### Records for this exercise
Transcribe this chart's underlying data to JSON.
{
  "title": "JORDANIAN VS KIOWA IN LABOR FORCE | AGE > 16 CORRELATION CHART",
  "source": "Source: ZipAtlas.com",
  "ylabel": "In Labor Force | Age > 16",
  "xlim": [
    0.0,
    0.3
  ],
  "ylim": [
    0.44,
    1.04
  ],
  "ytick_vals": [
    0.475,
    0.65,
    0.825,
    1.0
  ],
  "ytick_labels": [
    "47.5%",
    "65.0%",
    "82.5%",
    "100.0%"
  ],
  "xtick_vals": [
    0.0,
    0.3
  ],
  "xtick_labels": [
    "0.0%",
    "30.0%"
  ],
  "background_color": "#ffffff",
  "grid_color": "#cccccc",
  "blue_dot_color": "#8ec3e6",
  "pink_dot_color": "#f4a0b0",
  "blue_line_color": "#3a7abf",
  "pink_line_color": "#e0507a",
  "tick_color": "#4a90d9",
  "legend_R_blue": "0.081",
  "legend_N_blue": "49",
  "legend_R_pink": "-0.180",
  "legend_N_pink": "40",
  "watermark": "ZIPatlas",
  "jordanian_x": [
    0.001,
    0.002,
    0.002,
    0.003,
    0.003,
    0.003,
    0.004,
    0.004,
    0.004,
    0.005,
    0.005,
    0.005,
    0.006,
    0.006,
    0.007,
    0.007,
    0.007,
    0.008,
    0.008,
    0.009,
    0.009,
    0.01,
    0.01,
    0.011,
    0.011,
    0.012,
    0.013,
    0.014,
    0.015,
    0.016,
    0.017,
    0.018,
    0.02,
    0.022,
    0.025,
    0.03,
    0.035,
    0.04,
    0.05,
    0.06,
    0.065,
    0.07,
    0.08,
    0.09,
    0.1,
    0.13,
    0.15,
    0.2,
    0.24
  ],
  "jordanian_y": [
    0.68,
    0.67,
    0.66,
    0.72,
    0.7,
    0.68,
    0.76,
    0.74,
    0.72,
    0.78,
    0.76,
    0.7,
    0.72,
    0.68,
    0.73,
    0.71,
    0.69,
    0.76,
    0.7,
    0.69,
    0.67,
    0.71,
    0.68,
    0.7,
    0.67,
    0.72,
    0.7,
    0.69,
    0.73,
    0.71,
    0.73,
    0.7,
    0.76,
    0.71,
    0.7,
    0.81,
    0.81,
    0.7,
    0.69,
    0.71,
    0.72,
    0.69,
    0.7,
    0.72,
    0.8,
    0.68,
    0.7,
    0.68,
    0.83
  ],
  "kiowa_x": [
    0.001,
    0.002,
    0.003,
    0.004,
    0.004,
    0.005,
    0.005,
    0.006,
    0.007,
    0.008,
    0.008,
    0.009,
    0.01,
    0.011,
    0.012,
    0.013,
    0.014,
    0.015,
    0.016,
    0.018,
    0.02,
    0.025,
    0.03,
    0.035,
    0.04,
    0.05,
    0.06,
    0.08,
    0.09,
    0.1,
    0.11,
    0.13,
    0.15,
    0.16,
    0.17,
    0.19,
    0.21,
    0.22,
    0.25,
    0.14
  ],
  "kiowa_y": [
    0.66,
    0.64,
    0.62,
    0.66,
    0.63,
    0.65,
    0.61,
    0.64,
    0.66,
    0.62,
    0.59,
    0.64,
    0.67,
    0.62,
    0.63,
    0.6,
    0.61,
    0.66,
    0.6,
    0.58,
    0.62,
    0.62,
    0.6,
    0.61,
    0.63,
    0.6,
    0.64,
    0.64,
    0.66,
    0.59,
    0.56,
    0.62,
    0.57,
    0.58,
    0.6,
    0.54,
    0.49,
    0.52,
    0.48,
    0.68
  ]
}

### Aim of the exercise
Each entry above needs to be retyped exactly.

### Expected answer
Transcribe this chart's underlying data to JSON.
{
  "title": "JORDANIAN VS KIOWA IN LABOR FORCE | AGE > 16 CORRELATION CHART",
  "source": "Source: ZipAtlas.com",
  "ylabel": "In Labor Force | Age > 16",
  "xlim": [
    0.0,
    0.3
  ],
  "ylim": [
    0.44,
    1.04
  ],
  "ytick_vals": [
    0.475,
    0.65,
    0.825,
    1.0
  ],
  "ytick_labels": [
    "47.5%",
    "65.0%",
    "82.5%",
    "100.0%"
  ],
  "xtick_vals": [
    0.0,
    0.3
  ],
  "xtick_labels": [
    "0.0%",
    "30.0%"
  ],
  "background_color": "#ffffff",
  "grid_color": "#cccccc",
  "blue_dot_color": "#8ec3e6",
  "pink_dot_color": "#f4a0b0",
  "blue_line_color": "#3a7abf",
  "pink_line_color": "#e0507a",
  "tick_color": "#4a90d9",
  "legend_R_blue": "0.081",
  "legend_N_blue": "49",
  "legend_R_pink": "-0.180",
  "legend_N_pink": "40",
  "watermark": "ZIPatlas",
  "jordanian_x": [
    0.001,
    0.002,
    0.002,
    0.003,
    0.003,
    0.003,
    0.004,
    0.004,
    0.004,
    0.005,
    0.005,
    0.005,
    0.006,
    0.006,
    0.007,
    0.007,
    0.007,
    0.008,
    0.008,
    0.009,
    0.009,
    0.01,
    0.01,
    0.011,
    0.011,
    0.012,
    0.013,
    0.014,
    0.015,
    0.016,
    0.017,
    0.018,
    0.02,
    0.022,
    0.025,
    0.03,
    0.035,
    0.04,
    0.05,
    0.06,
    0.065,
    0.07,
    0.08,
    0.09,
    0.1,
    0.13,
    0.15,
    0.2,
    0.24
  ],
  "jordanian_y": [
    0.68,
    0.67,
    0.66,
    0.72,
    0.7,
    0.68,
    0.76,
    0.74,
    0.72,
    0.78,
    0.76,
    0.7,
    0.72,
    0.68,
    0.73,
    0.71,
    0.69,
    0.76,
    0.7,
    0.69,
    0.67,
    0.71,
    0.68,
    0.7,
    0.67,
    0.72,
    0.7,
    0.69,
    0.73,
    0.71,
    0.73,
    0.7,
    0.76,
    0.71,
    0.7,
    0.81,
    0.81,
    0.7,
    0.69,
    0.71,
    0.72,
    0.69,
    0.7,
    0.72,
    0.8,
    0.68,
    0.7,
    0.68,
    0.83
  ],
  "kiowa_x": [
    0.001,
    0.002,
    0.003,
    0.004,
    0.004,
    0.005,
    0.005,
    0.006,
    0.007,
    0.008,
    0.008,
    0.009,
    0.01,
    0.011,
    0.012,
    0.013,
    0.014,
    0.015,
    0.016,
    0.018,
    0.02,
    0.025,
    0.03,
    0.035,
    0.04,
    0.05,
    0.06,
    0.08,
    0.09,
    0.1,
    0.11,
    0.13,
    0.15,
    0.16,
    0.17,
    0.19,
    0.21,
    0.22,
    0.25,
    0.14
  ],
  "kiowa_y": [
    0.66,
    0.64,
    0.62,
    0.66,
    0.63,
    0.65,
    0.61,
    0.64,
    0.66,
    0.62,
    0.59,
    0.64,
    0.67,
    0.62,
    0.63,
    0.6,
    0.61,
    0.66,
    0.6,
    0.58,
    0.62,
    0.62,
    0.6,
    0.61,
    0.63,
    0.6,
    0.64,
    0.64,
    0.66,
    0.59,
    0.56,
    0.62,
    0.57,
    0.58,
    0.6,
    0.54,
    0.49,
    0.52,
    0.48,
    0.68
  ]
}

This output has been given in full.